* BEGIN Record list *
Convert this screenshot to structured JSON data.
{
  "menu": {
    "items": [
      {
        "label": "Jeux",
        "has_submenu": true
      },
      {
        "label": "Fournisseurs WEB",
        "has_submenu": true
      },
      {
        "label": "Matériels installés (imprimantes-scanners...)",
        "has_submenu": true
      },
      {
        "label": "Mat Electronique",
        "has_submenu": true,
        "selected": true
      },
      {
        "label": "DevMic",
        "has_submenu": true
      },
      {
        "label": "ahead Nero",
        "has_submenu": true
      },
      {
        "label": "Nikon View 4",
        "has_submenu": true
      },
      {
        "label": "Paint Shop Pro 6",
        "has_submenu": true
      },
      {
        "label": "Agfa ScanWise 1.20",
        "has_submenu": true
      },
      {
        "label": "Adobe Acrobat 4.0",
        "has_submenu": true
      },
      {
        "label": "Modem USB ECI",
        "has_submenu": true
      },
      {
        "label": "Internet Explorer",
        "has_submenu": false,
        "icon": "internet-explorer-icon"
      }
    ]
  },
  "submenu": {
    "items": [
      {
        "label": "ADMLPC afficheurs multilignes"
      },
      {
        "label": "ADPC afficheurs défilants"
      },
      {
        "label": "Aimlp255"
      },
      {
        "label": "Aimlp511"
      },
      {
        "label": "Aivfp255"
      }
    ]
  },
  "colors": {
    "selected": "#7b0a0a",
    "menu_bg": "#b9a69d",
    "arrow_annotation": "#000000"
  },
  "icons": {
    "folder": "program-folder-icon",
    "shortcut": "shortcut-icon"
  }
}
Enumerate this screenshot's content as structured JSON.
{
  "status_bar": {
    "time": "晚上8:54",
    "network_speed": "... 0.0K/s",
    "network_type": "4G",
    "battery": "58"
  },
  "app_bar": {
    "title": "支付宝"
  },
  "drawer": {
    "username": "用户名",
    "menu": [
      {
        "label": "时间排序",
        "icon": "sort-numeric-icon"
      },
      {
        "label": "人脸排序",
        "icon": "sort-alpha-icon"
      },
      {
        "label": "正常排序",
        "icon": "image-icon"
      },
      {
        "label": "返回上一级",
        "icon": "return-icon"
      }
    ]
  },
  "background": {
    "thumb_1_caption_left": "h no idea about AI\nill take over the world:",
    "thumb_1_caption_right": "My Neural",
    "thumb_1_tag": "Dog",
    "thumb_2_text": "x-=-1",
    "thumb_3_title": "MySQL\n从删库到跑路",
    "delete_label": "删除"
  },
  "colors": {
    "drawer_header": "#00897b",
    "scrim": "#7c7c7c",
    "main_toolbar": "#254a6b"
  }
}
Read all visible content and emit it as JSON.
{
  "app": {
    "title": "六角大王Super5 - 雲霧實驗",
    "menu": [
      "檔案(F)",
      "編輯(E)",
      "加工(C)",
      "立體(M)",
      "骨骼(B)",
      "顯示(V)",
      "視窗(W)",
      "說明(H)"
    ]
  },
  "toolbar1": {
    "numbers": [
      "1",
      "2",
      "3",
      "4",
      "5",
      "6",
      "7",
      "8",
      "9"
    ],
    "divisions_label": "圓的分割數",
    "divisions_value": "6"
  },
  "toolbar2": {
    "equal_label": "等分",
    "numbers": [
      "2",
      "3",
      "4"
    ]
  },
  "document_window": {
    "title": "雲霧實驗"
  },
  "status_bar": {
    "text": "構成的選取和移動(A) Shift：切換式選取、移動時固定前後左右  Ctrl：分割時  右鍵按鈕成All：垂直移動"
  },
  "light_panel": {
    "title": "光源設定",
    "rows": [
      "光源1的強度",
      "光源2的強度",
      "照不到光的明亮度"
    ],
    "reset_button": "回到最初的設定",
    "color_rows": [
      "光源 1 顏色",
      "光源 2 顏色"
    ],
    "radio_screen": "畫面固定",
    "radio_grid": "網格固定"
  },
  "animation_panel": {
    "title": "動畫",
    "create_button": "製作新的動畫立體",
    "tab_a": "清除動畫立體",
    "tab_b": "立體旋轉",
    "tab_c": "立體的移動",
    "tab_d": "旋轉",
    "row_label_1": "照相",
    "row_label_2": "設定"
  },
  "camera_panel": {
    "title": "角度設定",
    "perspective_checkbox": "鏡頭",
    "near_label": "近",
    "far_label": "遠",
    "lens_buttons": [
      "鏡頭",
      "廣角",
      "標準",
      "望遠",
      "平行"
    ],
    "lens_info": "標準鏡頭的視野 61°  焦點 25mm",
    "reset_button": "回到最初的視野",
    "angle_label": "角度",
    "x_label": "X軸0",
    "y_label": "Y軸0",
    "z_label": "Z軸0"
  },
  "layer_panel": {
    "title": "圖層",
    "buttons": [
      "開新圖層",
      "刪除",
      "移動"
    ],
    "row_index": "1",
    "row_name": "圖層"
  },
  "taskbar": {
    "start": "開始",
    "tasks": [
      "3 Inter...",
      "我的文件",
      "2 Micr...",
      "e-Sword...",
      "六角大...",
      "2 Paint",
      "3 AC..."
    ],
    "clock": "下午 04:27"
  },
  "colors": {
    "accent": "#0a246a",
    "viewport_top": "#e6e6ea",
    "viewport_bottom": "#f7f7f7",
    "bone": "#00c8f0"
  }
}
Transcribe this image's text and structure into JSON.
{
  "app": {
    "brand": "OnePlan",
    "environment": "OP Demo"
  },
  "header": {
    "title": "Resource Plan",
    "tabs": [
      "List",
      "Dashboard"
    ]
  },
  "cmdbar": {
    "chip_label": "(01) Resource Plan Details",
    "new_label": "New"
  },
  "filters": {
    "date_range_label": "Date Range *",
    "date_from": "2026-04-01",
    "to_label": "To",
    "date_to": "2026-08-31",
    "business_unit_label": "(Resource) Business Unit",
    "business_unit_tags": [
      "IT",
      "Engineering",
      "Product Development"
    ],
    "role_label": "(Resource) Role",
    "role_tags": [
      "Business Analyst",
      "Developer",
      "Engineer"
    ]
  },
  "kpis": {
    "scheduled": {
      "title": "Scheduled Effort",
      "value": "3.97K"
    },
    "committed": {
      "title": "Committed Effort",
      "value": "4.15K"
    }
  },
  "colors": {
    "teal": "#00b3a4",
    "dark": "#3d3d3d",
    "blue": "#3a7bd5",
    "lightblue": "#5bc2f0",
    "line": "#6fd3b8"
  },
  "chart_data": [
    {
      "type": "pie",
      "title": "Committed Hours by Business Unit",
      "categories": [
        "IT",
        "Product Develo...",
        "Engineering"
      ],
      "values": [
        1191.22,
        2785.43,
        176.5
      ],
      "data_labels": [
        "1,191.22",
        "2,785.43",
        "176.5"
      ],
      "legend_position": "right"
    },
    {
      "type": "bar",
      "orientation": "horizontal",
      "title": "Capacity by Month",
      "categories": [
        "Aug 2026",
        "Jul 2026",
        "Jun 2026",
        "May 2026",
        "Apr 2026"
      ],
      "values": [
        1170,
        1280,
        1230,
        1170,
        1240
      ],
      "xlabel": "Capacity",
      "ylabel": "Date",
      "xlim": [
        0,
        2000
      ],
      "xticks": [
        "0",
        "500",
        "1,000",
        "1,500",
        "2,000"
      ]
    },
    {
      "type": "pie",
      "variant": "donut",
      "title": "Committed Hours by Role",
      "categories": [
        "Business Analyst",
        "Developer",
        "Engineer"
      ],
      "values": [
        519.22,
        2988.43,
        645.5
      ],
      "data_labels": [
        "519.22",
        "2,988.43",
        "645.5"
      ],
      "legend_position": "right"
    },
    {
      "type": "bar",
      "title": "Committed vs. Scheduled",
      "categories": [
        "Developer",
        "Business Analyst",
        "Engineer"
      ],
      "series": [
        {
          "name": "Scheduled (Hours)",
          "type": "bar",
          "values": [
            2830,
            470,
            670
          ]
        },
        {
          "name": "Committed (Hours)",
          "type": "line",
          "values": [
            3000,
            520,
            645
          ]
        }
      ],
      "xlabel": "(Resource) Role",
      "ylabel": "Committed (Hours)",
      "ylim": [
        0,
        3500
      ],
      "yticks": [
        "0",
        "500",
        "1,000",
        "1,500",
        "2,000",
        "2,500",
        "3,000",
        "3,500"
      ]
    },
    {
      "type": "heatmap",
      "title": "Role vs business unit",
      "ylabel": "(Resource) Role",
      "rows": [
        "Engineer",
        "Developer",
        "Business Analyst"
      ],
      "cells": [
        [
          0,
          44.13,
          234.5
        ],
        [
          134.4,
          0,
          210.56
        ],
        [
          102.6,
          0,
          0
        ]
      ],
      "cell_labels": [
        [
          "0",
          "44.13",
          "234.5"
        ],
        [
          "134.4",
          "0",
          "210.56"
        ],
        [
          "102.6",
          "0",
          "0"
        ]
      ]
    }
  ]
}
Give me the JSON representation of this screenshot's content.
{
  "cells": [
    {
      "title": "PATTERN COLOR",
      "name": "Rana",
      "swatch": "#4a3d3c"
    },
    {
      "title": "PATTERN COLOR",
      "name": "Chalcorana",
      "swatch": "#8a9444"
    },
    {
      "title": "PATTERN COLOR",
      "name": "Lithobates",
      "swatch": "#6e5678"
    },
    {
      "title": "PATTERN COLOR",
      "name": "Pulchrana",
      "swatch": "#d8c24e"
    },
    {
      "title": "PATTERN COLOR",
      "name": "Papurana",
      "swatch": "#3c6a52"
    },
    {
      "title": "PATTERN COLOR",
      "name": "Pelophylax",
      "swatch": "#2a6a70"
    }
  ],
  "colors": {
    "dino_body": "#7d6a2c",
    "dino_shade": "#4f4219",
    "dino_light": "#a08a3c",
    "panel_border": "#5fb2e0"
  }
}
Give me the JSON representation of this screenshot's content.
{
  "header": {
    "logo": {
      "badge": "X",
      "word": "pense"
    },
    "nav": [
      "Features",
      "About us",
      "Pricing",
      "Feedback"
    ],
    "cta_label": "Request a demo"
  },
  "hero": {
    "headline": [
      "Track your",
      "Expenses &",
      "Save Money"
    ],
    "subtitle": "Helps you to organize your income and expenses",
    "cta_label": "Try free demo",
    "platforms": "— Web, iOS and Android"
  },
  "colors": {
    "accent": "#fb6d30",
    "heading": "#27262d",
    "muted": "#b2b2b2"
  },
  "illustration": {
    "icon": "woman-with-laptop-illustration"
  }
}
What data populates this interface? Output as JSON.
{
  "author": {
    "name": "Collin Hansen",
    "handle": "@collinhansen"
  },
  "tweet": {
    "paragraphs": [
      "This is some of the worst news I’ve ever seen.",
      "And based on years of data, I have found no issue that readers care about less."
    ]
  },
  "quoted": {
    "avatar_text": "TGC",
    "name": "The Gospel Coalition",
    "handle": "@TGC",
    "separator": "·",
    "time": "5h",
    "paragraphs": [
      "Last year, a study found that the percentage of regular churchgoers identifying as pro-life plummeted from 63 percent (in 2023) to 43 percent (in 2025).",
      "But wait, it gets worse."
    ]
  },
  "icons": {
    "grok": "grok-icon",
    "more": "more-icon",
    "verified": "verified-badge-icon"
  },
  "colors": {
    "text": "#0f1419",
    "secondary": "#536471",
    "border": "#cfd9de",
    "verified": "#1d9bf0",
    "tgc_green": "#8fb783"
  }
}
* END Record list *
▸ Stated goal:
From the entries above, select each line containing the string "your".

▸ Exercise answer:
      "Track your",
    "subtitle": "Helps you to organize your income and expenses",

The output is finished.